- Task -
Output the material beneath exactly, leaving nothing out.

- Listing -

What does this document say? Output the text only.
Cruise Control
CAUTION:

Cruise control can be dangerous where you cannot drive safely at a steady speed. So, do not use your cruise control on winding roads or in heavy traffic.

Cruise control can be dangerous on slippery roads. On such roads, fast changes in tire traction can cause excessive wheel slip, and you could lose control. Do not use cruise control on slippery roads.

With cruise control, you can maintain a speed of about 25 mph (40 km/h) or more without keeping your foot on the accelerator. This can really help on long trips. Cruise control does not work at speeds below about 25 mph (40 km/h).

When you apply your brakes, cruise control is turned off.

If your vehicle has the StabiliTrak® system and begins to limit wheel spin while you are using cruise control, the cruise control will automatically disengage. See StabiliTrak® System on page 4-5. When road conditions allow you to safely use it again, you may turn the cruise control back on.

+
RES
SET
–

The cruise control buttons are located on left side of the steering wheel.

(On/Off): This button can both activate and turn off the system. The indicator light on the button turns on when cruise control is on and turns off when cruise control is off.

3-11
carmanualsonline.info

- Result for this task -
What does this document say? Output the text only.
Cruise Control
CAUTION:

Cruise control can be dangerous where you cannot drive safely at a steady speed. So, do not use your cruise control on winding roads or in heavy traffic.

Cruise control can be dangerous on slippery roads. On such roads, fast changes in tire traction can cause excessive wheel slip, and you could lose control. Do not use cruise control on slippery roads.

With cruise control, you can maintain a speed of about 25 mph (40 km/h) or more without keeping your foot on the accelerator. This can really help on long trips. Cruise control does not work at speeds below about 25 mph (40 km/h).

When you apply your brakes, cruise control is turned off.

If your vehicle has the StabiliTrak® system and begins to limit wheel spin while you are using cruise control, the cruise control will automatically disengage. See StabiliTrak® System on page 4-5. When road conditions allow you to safely use it again, you may turn the cruise control back on.

+
RES
SET
–

The cruise control buttons are located on left side of the steering wheel.

(On/Off): This button can both activate and turn off the system. The indicator light on the button turns on when cruise control is on and turns off when cruise control is off.

3-11
carmanualsonline.info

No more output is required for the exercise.